-------- Source data --------
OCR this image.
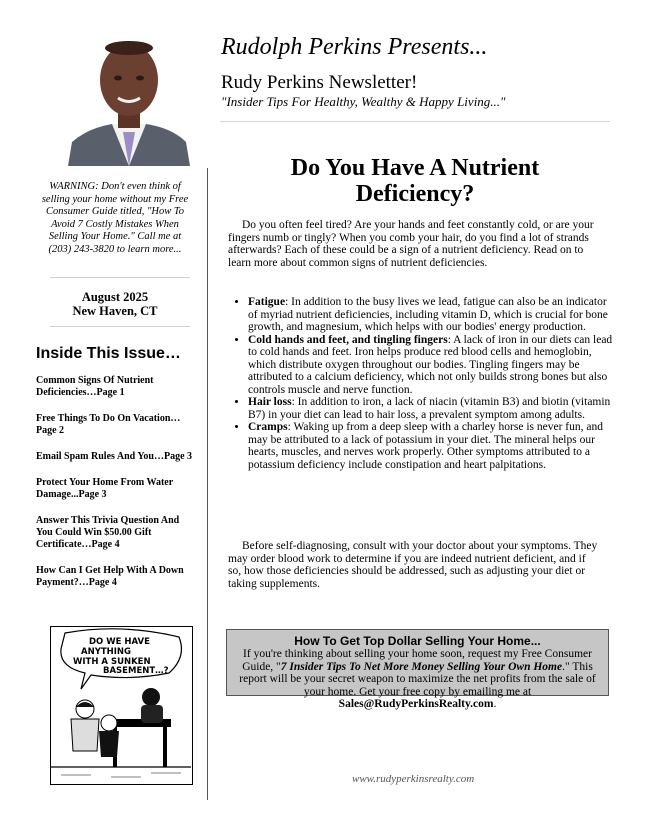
WARNING: Don't even think of selling your home without my Free Consumer Guide titled, "How To Avoid 7 Costly Mistakes When Selling Your Home." Call me at (203) 243-3820 to learn more...
August 2025
New Haven, CT
Inside This Issue…
Common Signs Of Nutrient Deficiencies…Page 1
Free Things To Do On Vacation…Page 2
Email Spam Rules And You…Page 3
Protect Your Home From Water Damage...Page 3
Answer This Trivia Question And You Could Win $50.00 Gift Certificate…Page 4
How Can I Get Help With A Down Payment?…Page 4
DO WE HAVE
ANYTHING
WITH A SUNKEN
BASEMENT…?
Rudolph Perkins Presents...
Rudy Perkins Newsletter!
"Insider Tips For Healthy, Wealthy & Happy Living..."
Do You Have A Nutrient Deficiency?

Do you often feel tired? Are your hands and feet constantly cold, or are your fingers numb or tingly? When you comb your hair, do you find a lot of strands afterwards? Each of these could be a sign of a nutrient deficiency. Read on to learn more about common signs of nutrient deficiencies.

• Fatigue: In addition to the busy lives we lead, fatigue can also be an indicator of myriad nutrient deficiencies, including vitamin D, which is crucial for bone growth, and magnesium, which helps with our bodies' energy production.
• Cold hands and feet, and tingling fingers: A lack of iron in our diets can lead to cold hands and feet. Iron helps produce red blood cells and hemoglobin, which distribute oxygen throughout our bodies. Tingling fingers may be attributed to a calcium deficiency, which not only builds strong bones but also controls muscle and nerve function.
• Hair loss: In addition to iron, a lack of niacin (vitamin B3) and biotin (vitamin B7) in your diet can lead to hair loss, a prevalent symptom among adults.
• Cramps: Waking up from a deep sleep with a charley horse is never fun, and may be attributed to a lack of potassium in your diet. The mineral helps our hearts, muscles, and nerves work properly. Other symptoms attributed to a potassium deficiency include constipation and heart palpitations.

Before self-diagnosing, consult with your doctor about your symptoms. They may order blood work to determine if you are indeed nutrient deficient, and if so, how those deficiencies should be addressed, such as adjusting your diet or taking supplements.

How To Get Top Dollar Selling Your Home...
If you're thinking about selling your home soon, request my Free Consumer Guide, "7 Insider Tips To Net More Money Selling Your Own Home." This report will be your secret weapon to maximize the net profits from the sale of your home. Get your free copy by emailing me at Sales@RudyPerkinsRealty.com.
www.rudyperkinsrealty.com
--------
### Prompt
Which lines in the records above contain the word "Page"? Copy each one.

### Result
Common Signs Of Nutrient Deficiencies…Page 1
Free Things To Do On Vacation…Page 2
Email Spam Rules And You…Page 3
Protect Your Home From Water Damage...Page 3
Answer This Trivia Question And You Could Win $50.00 Gift Certificate…Page 4
How Can I Get Help With A Down Payment?…Page 4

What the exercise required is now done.